> _Extracted records_
#####
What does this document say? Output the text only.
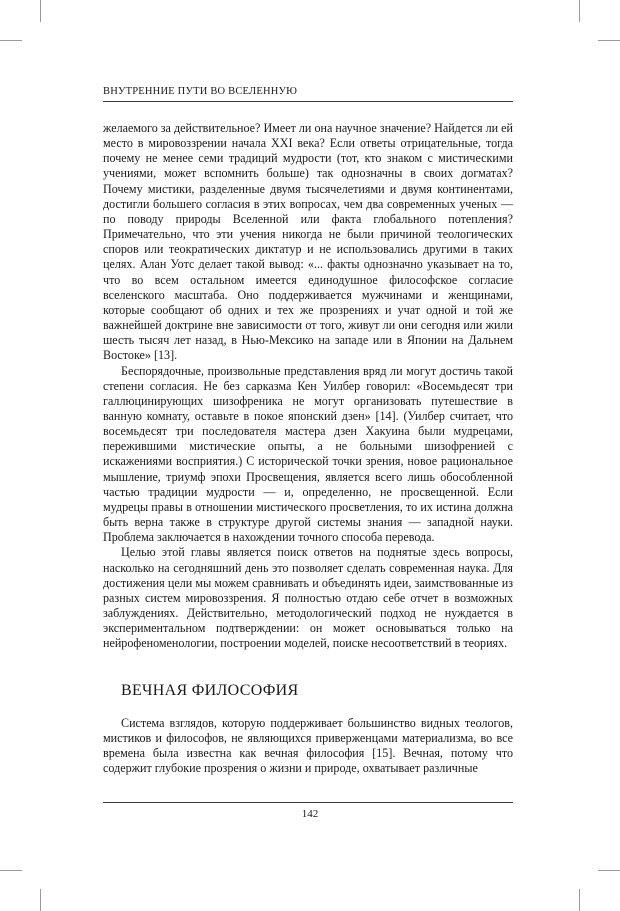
ВНУТРЕННИЕ ПУТИ ВО ВСЕЛЕННУЮ

желаемого за действительное? Имеет ли она научное значение? Найдется ли ей место в мировоззрении начала XXI века? Если ответы отрицательные, тогда почему не менее семи традиций мудрости (тот, кто знаком с мистическими учениями, может вспомнить больше) так однозначны в своих догматах? Почему мистики, разделенные двумя тысячелетиями и двумя континентами, достигли большего согласия в этих вопросах, чем два современных ученых — по поводу природы Вселенной или факта глобального потепления? Примечательно, что эти учения никогда не были причиной теологических споров или теократических диктатур и не использовались другими в таких целях. Алан Уотс делает такой вывод: «... факты однозначно указывает на то, что во всем остальном имеется единодушное философское согласие вселенского масштаба. Оно поддерживается мужчинами и женщинами, которые сообщают об одних и тех же прозрениях и учат одной и той же важнейшей доктрине вне зависимости от того, живут ли они сегодня или жили шесть тысяч лет назад, в Нью-Мексико на западе или в Японии на Дальнем Востоке» [13].

Беспорядочные, произвольные представления вряд ли могут достичь такой степени согласия. Не без сарказма Кен Уилбер говорил: «Восемьдесят три галлюцинирующих шизофреника не могут организовать путешествие в ванную комнату, оставьте в покое японский дзен» [14]. (Уилбер считает, что восемьдесят три последователя мастера дзен Хакуина были мудрецами, пережившими мистические опыты, а не больными шизофренией с искажениями восприятия.) С исторической точки зрения, новое рациональное мышление, триумф эпохи Просвещения, является всего лишь обособленной частью традиции мудрости — и, определенно, не просвещенной. Если мудрецы правы в отношении мистического просветления, то их истина должна быть верна также в структуре другой системы знания — западной науки. Проблема заключается в нахождении точного способа перевода.

Целью этой главы является поиск ответов на поднятые здесь вопросы, насколько на сегодняшний день это позволяет сделать современная наука. Для достижения цели мы можем сравнивать и объединять идеи, заимствованные из разных систем мировоззрения. Я полностью отдаю себе отчет в возможных заблуждениях. Действительно, методологический подход не нуждается в экспериментальном подтверждении: он может основываться только на нейрофеноменологии, построении моделей, поиске несоответствий в теориях.

ВЕЧНАЯ ФИЛОСОФИЯ

Система взглядов, которую поддерживает большинство видных теологов, мистиков и философов, не являющихся приверженцами материализма, во все времена была известна как вечная философия [15]. Вечная, потому что содержит глубокие прозрения о жизни и природе, охватывает различные

142
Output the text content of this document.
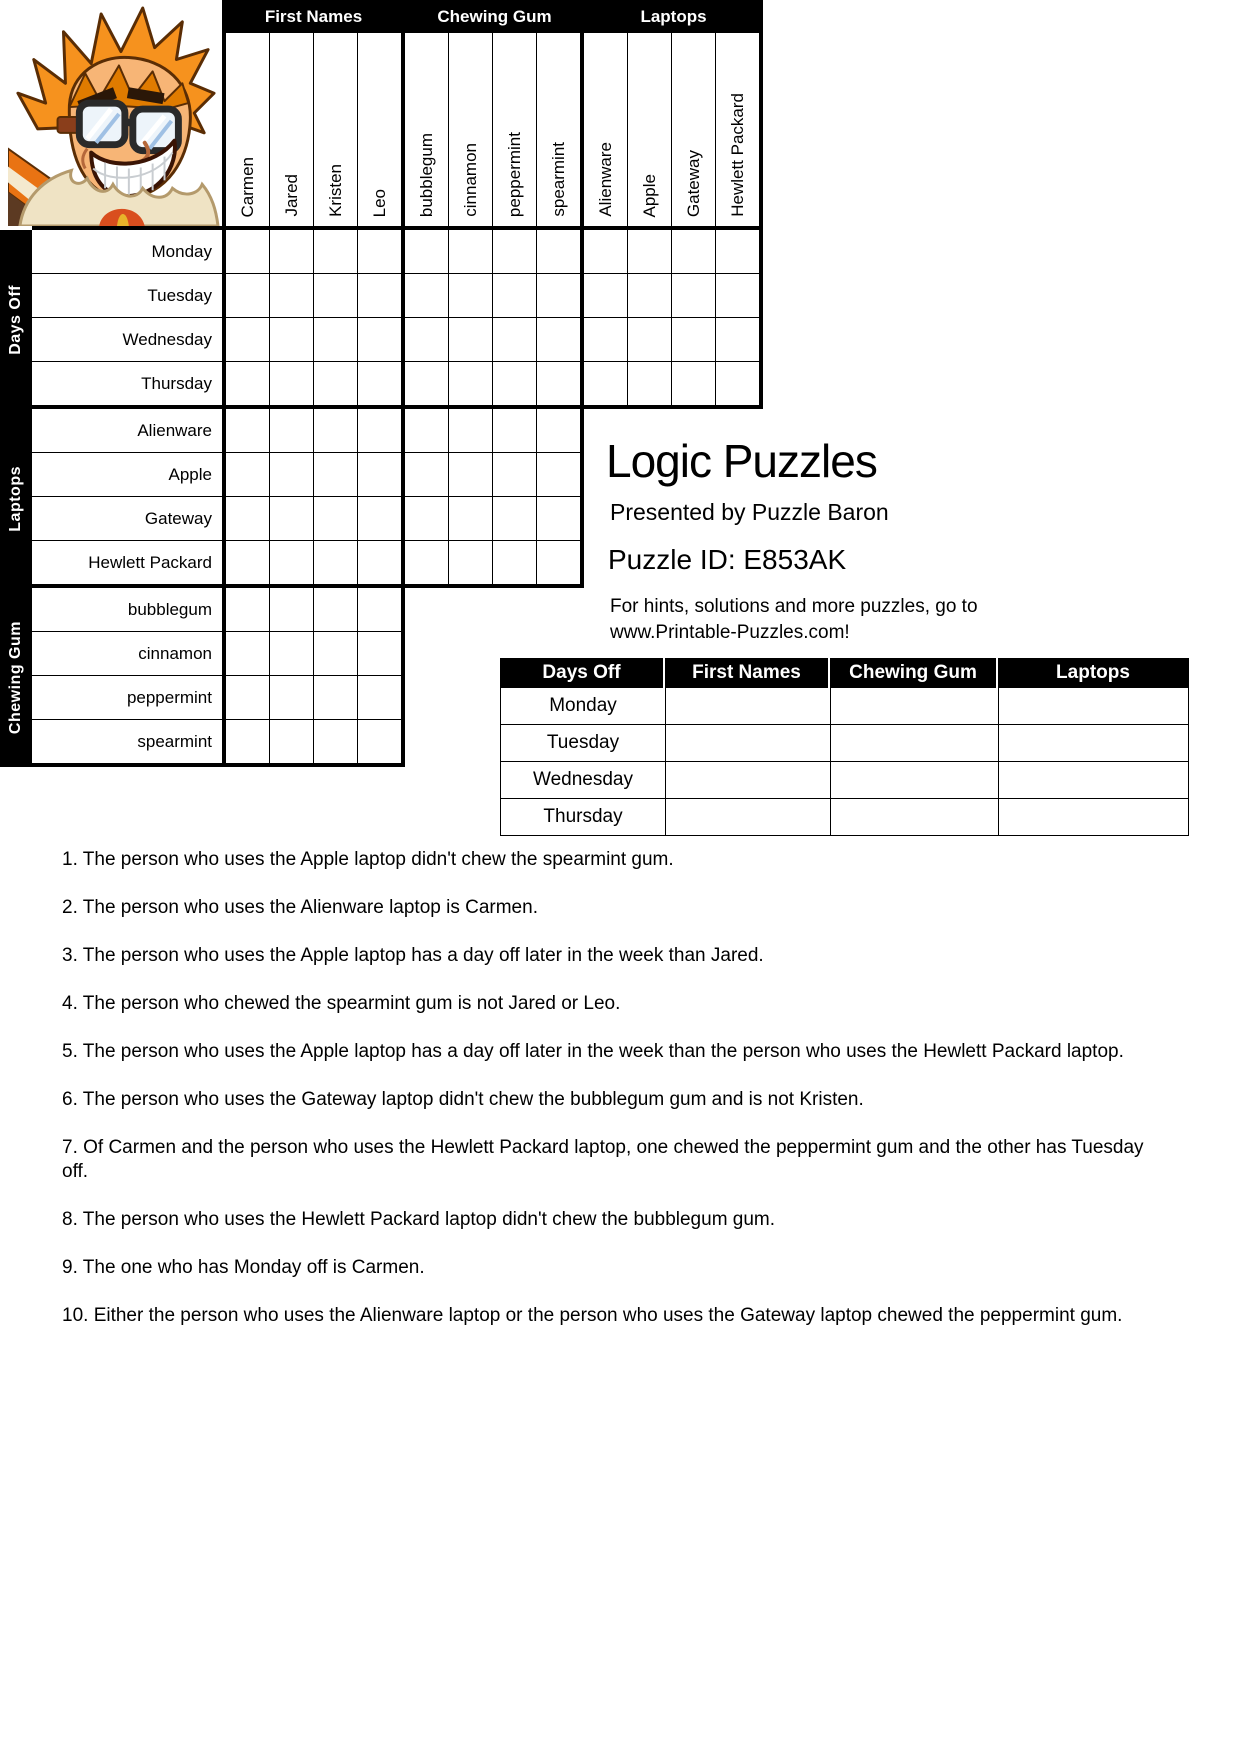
First Names	Chewing Gum	Laptops
Carmen Jared Kristen Leo bubblegum cinnamon peppermint spearmint Alienware Apple Gateway Hewlett Packard
Days Off
Laptops
Chewing Gum
Monday
Tuesday
Wednesday
Thursday
Alienware
Apple
Gateway
Hewlett Packard
bubblegum
cinnamon
peppermint
spearmint
Logic Puzzles
Presented by Puzzle Baron
Puzzle ID: E853AK
For hints, solutions and more puzzles, go to
www.Printable-Puzzles.com!
Days Off	First Names	Chewing Gum	Laptops
Monday
Tuesday
Wednesday
Thursday
1. The person who uses the Apple laptop didn't chew the spearmint gum.
2. The person who uses the Alienware laptop is Carmen.
3. The person who uses the Apple laptop has a day off later in the week than Jared.
4. The person who chewed the spearmint gum is not Jared or Leo.
5. The person who uses the Apple laptop has a day off later in the week than the person who uses the Hewlett Packard laptop.
6. The person who uses the Gateway laptop didn't chew the bubblegum gum and is not Kristen.
7. Of Carmen and the person who uses the Hewlett Packard laptop, one chewed the peppermint gum and the other has Tuesday off.
8. The person who uses the Hewlett Packard laptop didn't chew the bubblegum gum.
9. The one who has Monday off is Carmen.
10. Either the person who uses the Alienware laptop or the person who uses the Gateway laptop chewed the peppermint gum.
#####
> _YOUR GOAL_
Skip the pictures and print each record exactly as it stands.

> _REPLY TO THE TASK_
What does this document say? Output the text only.
ВНУТРЕННИЕ ПУТИ ВО ВСЕЛЕННУЮ

желаемого за действительное? Имеет ли она научное значение? Найдется ли ей место в мировоззрении начала XXI века? Если ответы отрицательные, тогда почему не менее семи традиций мудрости (тот, кто знаком с мистическими учениями, может вспомнить больше) так однозначны в своих догматах? Почему мистики, разделенные двумя тысячелетиями и двумя континентами, достигли большего согласия в этих вопросах, чем два современных ученых — по поводу природы Вселенной или факта глобального потепления? Примечательно, что эти учения никогда не были причиной теологических споров или теократических диктатур и не использовались другими в таких целях. Алан Уотс делает такой вывод: «... факты однозначно указывает на то, что во всем остальном имеется единодушное философское согласие вселенского масштаба. Оно поддерживается мужчинами и женщинами, которые сообщают об одних и тех же прозрениях и учат одной и той же важнейшей доктрине вне зависимости от того, живут ли они сегодня или жили шесть тысяч лет назад, в Нью-Мексико на западе или в Японии на Дальнем Востоке» [13].

Беспорядочные, произвольные представления вряд ли могут достичь такой степени согласия. Не без сарказма Кен Уилбер говорил: «Восемьдесят три галлюцинирующих шизофреника не могут организовать путешествие в ванную комнату, оставьте в покое японский дзен» [14]. (Уилбер считает, что восемьдесят три последователя мастера дзен Хакуина были мудрецами, пережившими мистические опыты, а не больными шизофренией с искажениями восприятия.) С исторической точки зрения, новое рациональное мышление, триумф эпохи Просвещения, является всего лишь обособленной частью традиции мудрости — и, определенно, не просвещенной. Если мудрецы правы в отношении мистического просветления, то их истина должна быть верна также в структуре другой системы знания — западной науки. Проблема заключается в нахождении точного способа перевода.

Целью этой главы является поиск ответов на поднятые здесь вопросы, насколько на сегодняшний день это позволяет сделать современная наука. Для достижения цели мы можем сравнивать и объединять идеи, заимствованные из разных систем мировоззрения. Я полностью отдаю себе отчет в возможных заблуждениях. Действительно, методологический подход не нуждается в экспериментальном подтверждении: он может основываться только на нейрофеноменологии, построении моделей, поиске несоответствий в теориях.

ВЕЧНАЯ ФИЛОСОФИЯ

Система взглядов, которую поддерживает большинство видных теологов, мистиков и философов, не являющихся приверженцами материализма, во все времена была известна как вечная философия [15]. Вечная, потому что содержит глубокие прозрения о жизни и природе, охватывает различные

142
Output the text content of this document.
First Names	Chewing Gum	Laptops
Carmen Jared Kristen Leo bubblegum cinnamon peppermint spearmint Alienware Apple Gateway Hewlett Packard
Days Off
Laptops
Chewing Gum
Monday
Tuesday
Wednesday
Thursday
Alienware
Apple
Gateway
Hewlett Packard
bubblegum
cinnamon
peppermint
spearmint
Logic Puzzles
Presented by Puzzle Baron
Puzzle ID: E853AK
For hints, solutions and more puzzles, go to
www.Printable-Puzzles.com!
Days Off	First Names	Chewing Gum	Laptops
Monday
Tuesday
Wednesday
Thursday
1. The person who uses the Apple laptop didn't chew the spearmint gum.
2. The person who uses the Alienware laptop is Carmen.
3. The person who uses the Apple laptop has a day off later in the week than Jared.
4. The person who chewed the spearmint gum is not Jared or Leo.
5. The person who uses the Apple laptop has a day off later in the week than the person who uses the Hewlett Packard laptop.
6. The person who uses the Gateway laptop didn't chew the bubblegum gum and is not Kristen.
7. Of Carmen and the person who uses the Hewlett Packard laptop, one chewed the peppermint gum and the other has Tuesday off.
8. The person who uses the Hewlett Packard laptop didn't chew the bubblegum gum.
9. The one who has Monday off is Carmen.
10. Either the person who uses the Alienware laptop or the person who uses the Gateway laptop chewed the peppermint gum.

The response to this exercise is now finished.